## Aim
Repeat every record below exactly, omitting any pictures.

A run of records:

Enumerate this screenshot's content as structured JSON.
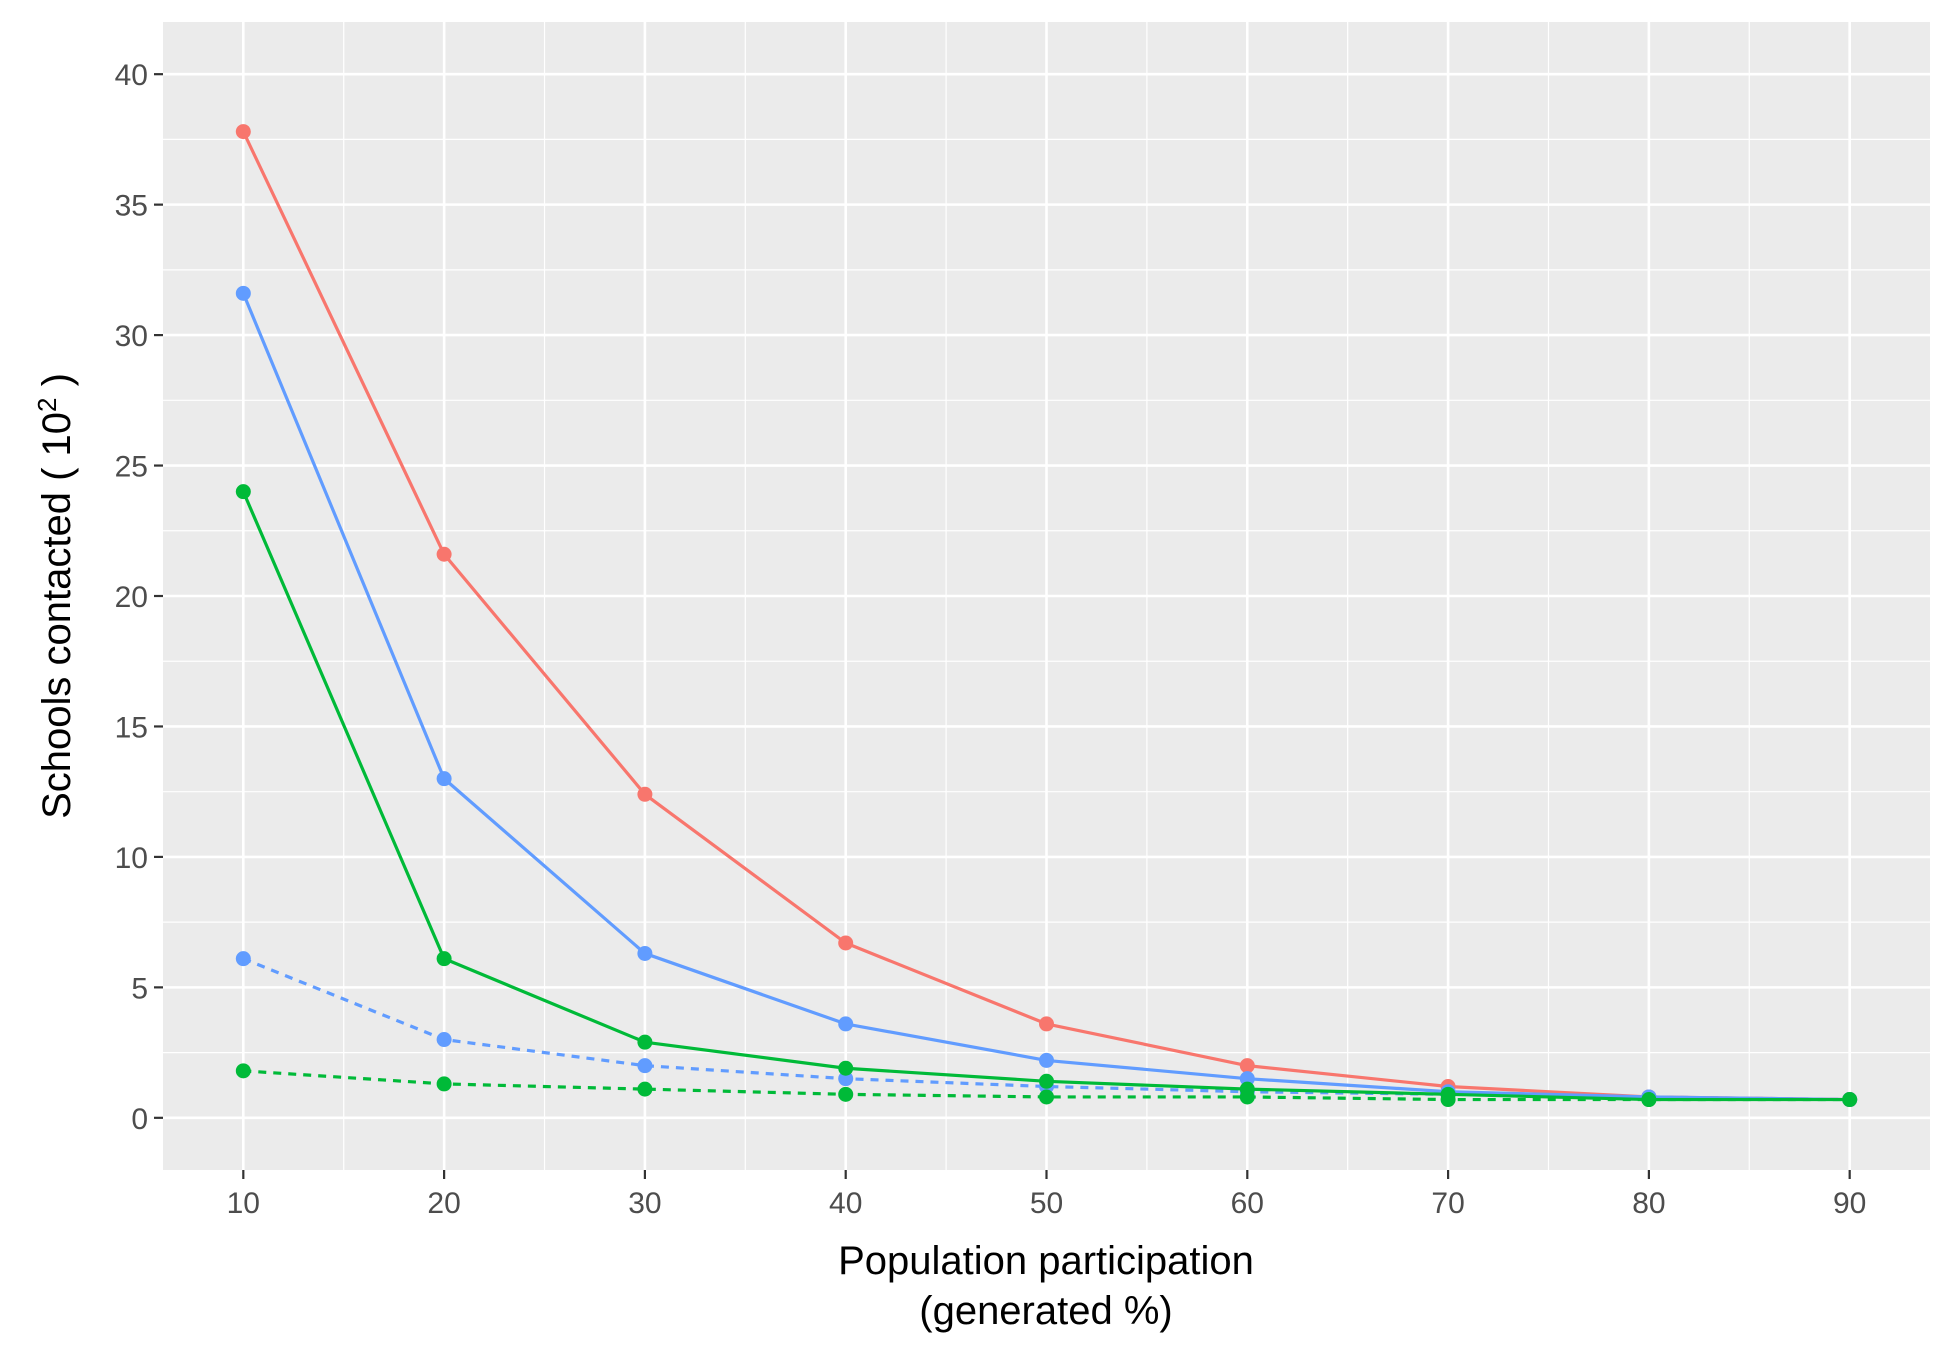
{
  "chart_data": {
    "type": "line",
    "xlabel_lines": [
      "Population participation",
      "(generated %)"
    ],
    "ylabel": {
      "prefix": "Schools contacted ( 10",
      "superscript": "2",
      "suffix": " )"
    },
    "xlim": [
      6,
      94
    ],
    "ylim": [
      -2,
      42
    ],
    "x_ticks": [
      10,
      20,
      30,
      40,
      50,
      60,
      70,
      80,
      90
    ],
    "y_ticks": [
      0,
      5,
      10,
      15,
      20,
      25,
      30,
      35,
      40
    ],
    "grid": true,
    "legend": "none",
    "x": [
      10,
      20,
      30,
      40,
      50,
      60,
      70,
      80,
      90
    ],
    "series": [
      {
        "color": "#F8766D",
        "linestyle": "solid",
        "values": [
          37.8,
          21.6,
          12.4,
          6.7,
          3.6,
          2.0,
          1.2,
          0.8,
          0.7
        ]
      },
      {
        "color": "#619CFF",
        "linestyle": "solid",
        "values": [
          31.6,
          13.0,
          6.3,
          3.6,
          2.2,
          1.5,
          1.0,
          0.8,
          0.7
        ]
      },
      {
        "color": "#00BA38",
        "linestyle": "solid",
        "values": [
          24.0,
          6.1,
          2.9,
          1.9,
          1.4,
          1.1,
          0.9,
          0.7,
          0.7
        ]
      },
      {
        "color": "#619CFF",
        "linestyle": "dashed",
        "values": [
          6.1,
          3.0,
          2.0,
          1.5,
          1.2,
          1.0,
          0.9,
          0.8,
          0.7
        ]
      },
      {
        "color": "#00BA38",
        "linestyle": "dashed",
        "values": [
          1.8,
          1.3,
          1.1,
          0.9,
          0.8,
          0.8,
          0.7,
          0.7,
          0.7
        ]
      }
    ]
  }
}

## Task response
Enumerate this screenshot's content as structured JSON.
{
  "chart_data": {
    "type": "line",
    "xlabel_lines": [
      "Population participation",
      "(generated %)"
    ],
    "ylabel": {
      "prefix": "Schools contacted ( 10",
      "superscript": "2",
      "suffix": " )"
    },
    "xlim": [
      6,
      94
    ],
    "ylim": [
      -2,
      42
    ],
    "x_ticks": [
      10,
      20,
      30,
      40,
      50,
      60,
      70,
      80,
      90
    ],
    "y_ticks": [
      0,
      5,
      10,
      15,
      20,
      25,
      30,
      35,
      40
    ],
    "grid": true,
    "legend": "none",
    "x": [
      10,
      20,
      30,
      40,
      50,
      60,
      70,
      80,
      90
    ],
    "series": [
      {
        "color": "#F8766D",
        "linestyle": "solid",
        "values": [
          37.8,
          21.6,
          12.4,
          6.7,
          3.6,
          2.0,
          1.2,
          0.8,
          0.7
        ]
      },
      {
        "color": "#619CFF",
        "linestyle": "solid",
        "values": [
          31.6,
          13.0,
          6.3,
          3.6,
          2.2,
          1.5,
          1.0,
          0.8,
          0.7
        ]
      },
      {
        "color": "#00BA38",
        "linestyle": "solid",
        "values": [
          24.0,
          6.1,
          2.9,
          1.9,
          1.4,
          1.1,
          0.9,
          0.7,
          0.7
        ]
      },
      {
        "color": "#619CFF",
        "linestyle": "dashed",
        "values": [
          6.1,
          3.0,
          2.0,
          1.5,
          1.2,
          1.0,
          0.9,
          0.8,
          0.7
        ]
      },
      {
        "color": "#00BA38",
        "linestyle": "dashed",
        "values": [
          1.8,
          1.3,
          1.1,
          0.9,
          0.8,
          0.8,
          0.7,
          0.7,
          0.7
        ]
      }
    ]
  }
}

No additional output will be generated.